Set problem » For each line below that contains the string "usamos", copy that line.

Stored items
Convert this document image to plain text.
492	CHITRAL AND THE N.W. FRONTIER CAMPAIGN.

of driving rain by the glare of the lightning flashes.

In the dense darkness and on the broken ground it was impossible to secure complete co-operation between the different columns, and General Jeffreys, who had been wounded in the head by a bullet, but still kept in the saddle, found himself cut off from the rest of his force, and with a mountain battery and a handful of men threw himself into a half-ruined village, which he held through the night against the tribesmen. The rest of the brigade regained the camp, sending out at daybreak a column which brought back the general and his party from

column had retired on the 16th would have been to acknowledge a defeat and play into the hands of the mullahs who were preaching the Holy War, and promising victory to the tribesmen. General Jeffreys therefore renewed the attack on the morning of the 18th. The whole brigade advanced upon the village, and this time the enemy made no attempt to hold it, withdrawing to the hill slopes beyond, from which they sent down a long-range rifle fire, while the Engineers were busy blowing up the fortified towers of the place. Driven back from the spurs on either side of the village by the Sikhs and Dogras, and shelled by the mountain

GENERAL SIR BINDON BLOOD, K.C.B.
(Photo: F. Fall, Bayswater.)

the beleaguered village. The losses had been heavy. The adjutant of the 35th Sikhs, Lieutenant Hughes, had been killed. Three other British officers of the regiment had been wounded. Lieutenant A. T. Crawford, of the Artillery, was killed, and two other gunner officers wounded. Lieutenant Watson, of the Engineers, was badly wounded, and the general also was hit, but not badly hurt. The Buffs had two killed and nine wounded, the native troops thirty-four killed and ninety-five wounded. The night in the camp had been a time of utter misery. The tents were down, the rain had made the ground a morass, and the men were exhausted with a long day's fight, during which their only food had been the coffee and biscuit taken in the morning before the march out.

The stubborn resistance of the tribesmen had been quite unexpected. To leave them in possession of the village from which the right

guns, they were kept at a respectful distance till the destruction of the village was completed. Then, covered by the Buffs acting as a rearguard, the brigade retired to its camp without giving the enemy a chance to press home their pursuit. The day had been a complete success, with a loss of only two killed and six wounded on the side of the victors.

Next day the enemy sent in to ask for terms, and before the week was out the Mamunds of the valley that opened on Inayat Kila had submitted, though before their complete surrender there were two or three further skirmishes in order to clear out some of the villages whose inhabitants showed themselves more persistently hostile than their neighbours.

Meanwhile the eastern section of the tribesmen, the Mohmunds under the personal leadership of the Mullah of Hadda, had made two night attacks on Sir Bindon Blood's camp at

--

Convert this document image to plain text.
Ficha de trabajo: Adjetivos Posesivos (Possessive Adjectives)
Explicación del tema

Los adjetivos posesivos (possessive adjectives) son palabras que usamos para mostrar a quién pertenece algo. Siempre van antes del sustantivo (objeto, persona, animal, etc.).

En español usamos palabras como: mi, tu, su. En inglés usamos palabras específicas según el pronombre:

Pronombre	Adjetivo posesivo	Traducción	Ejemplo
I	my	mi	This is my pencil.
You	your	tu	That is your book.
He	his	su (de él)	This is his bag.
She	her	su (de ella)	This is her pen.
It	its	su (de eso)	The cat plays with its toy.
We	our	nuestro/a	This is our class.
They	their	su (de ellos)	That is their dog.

Solved exercise »
Los adjetivos posesivos (possessive adjectives) son palabras que usamos para mostrar a quién pertenece algo. Siempre van antes del sustantivo (objeto, persona, animal, etc.).
En español usamos palabras como: mi, tu, su. En inglés usamos palabras específicas según el pronombre:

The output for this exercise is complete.